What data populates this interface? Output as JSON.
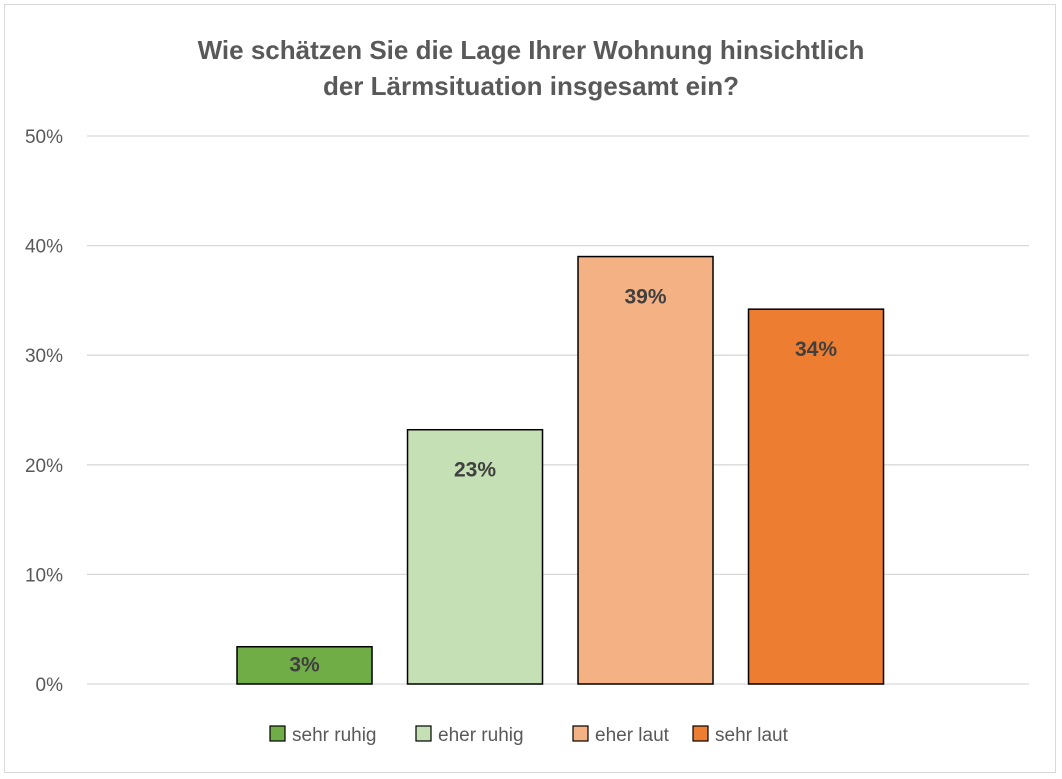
{
  "chart_data": {
    "type": "bar",
    "title": "Wie schätzen Sie die Lage Ihrer Wohnung hinsichtlich der Lärmsituation insgesamt ein?",
    "title_lines": [
      "Wie schätzen Sie die Lage Ihrer Wohnung hinsichtlich",
      "der Lärmsituation insgesamt ein?"
    ],
    "categories": [
      "sehr ruhig",
      "eher ruhig",
      "eher laut",
      "sehr laut"
    ],
    "values": [
      3.4,
      23.2,
      39.0,
      34.2
    ],
    "data_labels": [
      "3%",
      "23%",
      "39%",
      "34%"
    ],
    "colors": [
      "#70ad47",
      "#c5e0b4",
      "#f4b183",
      "#ed7d31"
    ],
    "ylim": [
      0,
      50
    ],
    "yticks": [
      0,
      10,
      20,
      30,
      40,
      50
    ],
    "ytick_labels": [
      "0%",
      "10%",
      "20%",
      "30%",
      "40%",
      "50%"
    ],
    "xlabel": "",
    "ylabel": "",
    "grid": true,
    "legend_position": "bottom"
  }
}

┄┄┄┄┄┄

▶ [Given problem]: All of the lines above should be retyped precisely, apart from the pictures.

▶ [Task response]:
What data populates this interface? Output as JSON.
{
  "chart_data": {
    "type": "bar",
    "title": "Wie schätzen Sie die Lage Ihrer Wohnung hinsichtlich der Lärmsituation insgesamt ein?",
    "title_lines": [
      "Wie schätzen Sie die Lage Ihrer Wohnung hinsichtlich",
      "der Lärmsituation insgesamt ein?"
    ],
    "categories": [
      "sehr ruhig",
      "eher ruhig",
      "eher laut",
      "sehr laut"
    ],
    "values": [
      3.4,
      23.2,
      39.0,
      34.2
    ],
    "data_labels": [
      "3%",
      "23%",
      "39%",
      "34%"
    ],
    "colors": [
      "#70ad47",
      "#c5e0b4",
      "#f4b183",
      "#ed7d31"
    ],
    "ylim": [
      0,
      50
    ],
    "yticks": [
      0,
      10,
      20,
      30,
      40,
      50
    ],
    "ytick_labels": [
      "0%",
      "10%",
      "20%",
      "30%",
      "40%",
      "50%"
    ],
    "xlabel": "",
    "ylabel": "",
    "grid": true,
    "legend_position": "bottom"
  }
}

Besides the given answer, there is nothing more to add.